■ **Exercise**:
Reproduce the complete article below on how daily life depends on strangers, word for word and with nothing left out.

### Excerpt to read

How the Average American’s Life Is Entrusted to Over 2,000 People Per Day

How Every Day Your Life Is Connected to Others

According to a new report from the National Institute for Safety Management, on any given day, the average American’s life is entrusted to more than 2,000 different people who are complete strangers.

 

The report, which shows how any one of these anonymous individuals making a single mistake can easily cause another person’s death, concluded that it is only through sheer luck that anyone ever makes it through a 24-hour period alive.

 

“People you don’t know and will never even meet—food-safety regulators, bridge inspectors, whoever installed the gas lines in your home—ultimately have the power to decide whether you live or die,” the report read in part. “We have no choice but to trust that these individuals are always being very careful and know exactly what they’re doing.”

 

“Which is of course something we have no way of actually knowing,” the report added.

######
### Dataset content

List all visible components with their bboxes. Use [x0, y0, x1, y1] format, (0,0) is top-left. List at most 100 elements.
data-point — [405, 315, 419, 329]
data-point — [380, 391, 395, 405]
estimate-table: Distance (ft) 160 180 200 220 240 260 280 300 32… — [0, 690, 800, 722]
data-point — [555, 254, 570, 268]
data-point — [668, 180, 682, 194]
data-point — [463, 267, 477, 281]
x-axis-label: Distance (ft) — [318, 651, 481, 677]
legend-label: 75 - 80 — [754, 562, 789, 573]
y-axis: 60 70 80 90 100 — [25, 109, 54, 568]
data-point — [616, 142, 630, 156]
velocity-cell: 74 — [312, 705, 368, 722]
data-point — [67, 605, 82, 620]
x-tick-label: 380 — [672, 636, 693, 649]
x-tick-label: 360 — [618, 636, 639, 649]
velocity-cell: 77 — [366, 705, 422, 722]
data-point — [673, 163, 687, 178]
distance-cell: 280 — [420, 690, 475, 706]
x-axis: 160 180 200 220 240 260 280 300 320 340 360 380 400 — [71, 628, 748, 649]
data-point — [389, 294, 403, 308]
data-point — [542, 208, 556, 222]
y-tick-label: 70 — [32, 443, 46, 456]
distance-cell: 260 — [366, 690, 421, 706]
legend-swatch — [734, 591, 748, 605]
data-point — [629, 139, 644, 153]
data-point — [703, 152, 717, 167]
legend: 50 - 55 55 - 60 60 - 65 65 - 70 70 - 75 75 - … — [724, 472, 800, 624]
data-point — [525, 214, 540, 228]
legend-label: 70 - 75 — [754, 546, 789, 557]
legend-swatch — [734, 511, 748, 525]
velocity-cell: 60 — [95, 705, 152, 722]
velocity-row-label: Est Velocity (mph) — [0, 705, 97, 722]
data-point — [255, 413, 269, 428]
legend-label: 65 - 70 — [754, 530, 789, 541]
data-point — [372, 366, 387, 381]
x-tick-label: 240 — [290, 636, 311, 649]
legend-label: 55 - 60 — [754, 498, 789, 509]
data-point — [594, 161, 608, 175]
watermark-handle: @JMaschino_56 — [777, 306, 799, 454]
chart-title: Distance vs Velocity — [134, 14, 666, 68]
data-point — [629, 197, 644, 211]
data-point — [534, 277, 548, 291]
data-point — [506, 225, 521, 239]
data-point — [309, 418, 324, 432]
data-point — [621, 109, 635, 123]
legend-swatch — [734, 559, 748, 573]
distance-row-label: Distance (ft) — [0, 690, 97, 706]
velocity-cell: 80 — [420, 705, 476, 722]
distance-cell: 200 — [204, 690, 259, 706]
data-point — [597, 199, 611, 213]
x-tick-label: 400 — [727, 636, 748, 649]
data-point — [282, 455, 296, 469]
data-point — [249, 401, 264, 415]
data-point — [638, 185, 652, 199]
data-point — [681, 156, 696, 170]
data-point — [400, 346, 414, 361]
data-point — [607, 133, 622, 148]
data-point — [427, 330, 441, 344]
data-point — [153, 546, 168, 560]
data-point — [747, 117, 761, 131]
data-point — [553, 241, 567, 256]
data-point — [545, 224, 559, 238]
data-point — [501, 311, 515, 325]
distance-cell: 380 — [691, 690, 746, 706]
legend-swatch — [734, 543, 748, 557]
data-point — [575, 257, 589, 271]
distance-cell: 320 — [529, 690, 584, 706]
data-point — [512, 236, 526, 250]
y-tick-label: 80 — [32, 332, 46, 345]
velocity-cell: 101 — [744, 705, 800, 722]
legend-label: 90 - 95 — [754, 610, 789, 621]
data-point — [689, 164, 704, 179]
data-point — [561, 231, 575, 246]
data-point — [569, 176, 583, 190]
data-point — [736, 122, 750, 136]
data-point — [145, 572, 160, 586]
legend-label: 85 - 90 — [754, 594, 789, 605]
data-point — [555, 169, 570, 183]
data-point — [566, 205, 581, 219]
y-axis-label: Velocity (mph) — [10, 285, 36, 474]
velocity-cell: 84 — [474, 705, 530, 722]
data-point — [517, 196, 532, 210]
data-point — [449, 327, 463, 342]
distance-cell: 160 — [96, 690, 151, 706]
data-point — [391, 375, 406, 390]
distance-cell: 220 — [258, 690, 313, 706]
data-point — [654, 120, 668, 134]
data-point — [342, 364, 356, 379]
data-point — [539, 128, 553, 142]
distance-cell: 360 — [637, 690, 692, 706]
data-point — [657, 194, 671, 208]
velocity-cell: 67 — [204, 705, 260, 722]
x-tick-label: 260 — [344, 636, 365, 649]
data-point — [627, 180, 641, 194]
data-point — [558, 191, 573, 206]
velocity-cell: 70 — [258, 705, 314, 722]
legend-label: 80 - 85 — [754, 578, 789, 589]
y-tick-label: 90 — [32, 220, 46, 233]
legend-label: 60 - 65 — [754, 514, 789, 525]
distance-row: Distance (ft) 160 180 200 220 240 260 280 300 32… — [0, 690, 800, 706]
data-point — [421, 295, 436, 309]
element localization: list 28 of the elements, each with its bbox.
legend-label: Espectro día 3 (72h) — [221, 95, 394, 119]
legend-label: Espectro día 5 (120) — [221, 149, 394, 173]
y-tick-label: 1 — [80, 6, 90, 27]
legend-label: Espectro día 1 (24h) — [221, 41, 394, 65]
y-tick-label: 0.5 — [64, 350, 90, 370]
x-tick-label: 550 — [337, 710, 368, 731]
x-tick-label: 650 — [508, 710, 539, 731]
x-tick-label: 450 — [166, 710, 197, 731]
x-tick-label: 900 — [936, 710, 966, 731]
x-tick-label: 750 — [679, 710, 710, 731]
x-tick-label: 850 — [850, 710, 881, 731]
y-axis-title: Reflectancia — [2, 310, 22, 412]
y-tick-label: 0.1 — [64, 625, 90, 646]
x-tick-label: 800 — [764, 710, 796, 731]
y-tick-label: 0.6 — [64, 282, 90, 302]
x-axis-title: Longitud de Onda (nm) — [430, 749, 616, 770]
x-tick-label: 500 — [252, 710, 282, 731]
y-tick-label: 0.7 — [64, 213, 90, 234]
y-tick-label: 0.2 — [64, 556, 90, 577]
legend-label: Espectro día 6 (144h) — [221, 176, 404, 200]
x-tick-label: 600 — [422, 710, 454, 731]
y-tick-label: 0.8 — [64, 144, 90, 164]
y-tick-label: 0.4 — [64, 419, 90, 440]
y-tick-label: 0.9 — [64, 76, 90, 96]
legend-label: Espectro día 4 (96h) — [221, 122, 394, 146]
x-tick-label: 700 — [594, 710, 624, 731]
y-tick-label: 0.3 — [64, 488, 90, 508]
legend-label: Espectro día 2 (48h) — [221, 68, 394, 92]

######

■ **Exercise result**:
How the Average American’s Life Is Entrusted to Over 2,000 People Per Day

How Every Day Your Life Is Connected to Others

According to a new report from the National Institute for Safety Management, on any given day, the average American’s life is entrusted to more than 2,000 different people who are complete strangers.

 

The report, which shows how any one of these anonymous individuals making a single mistake can easily cause another person’s death, concluded that it is only through sheer luck that anyone ever makes it through a 24-hour period alive.

 

“People you don’t know and will never even meet—food-safety regulators, bridge inspectors, whoever installed the gas lines in your home—ultimately have the power to decide whether you live or die,” the report read in part. “We have no choice but to trust that these individuals are always being very careful and know exactly what they’re doing.”

 

“Which is of course something we have no way of actually knowing,” the report added.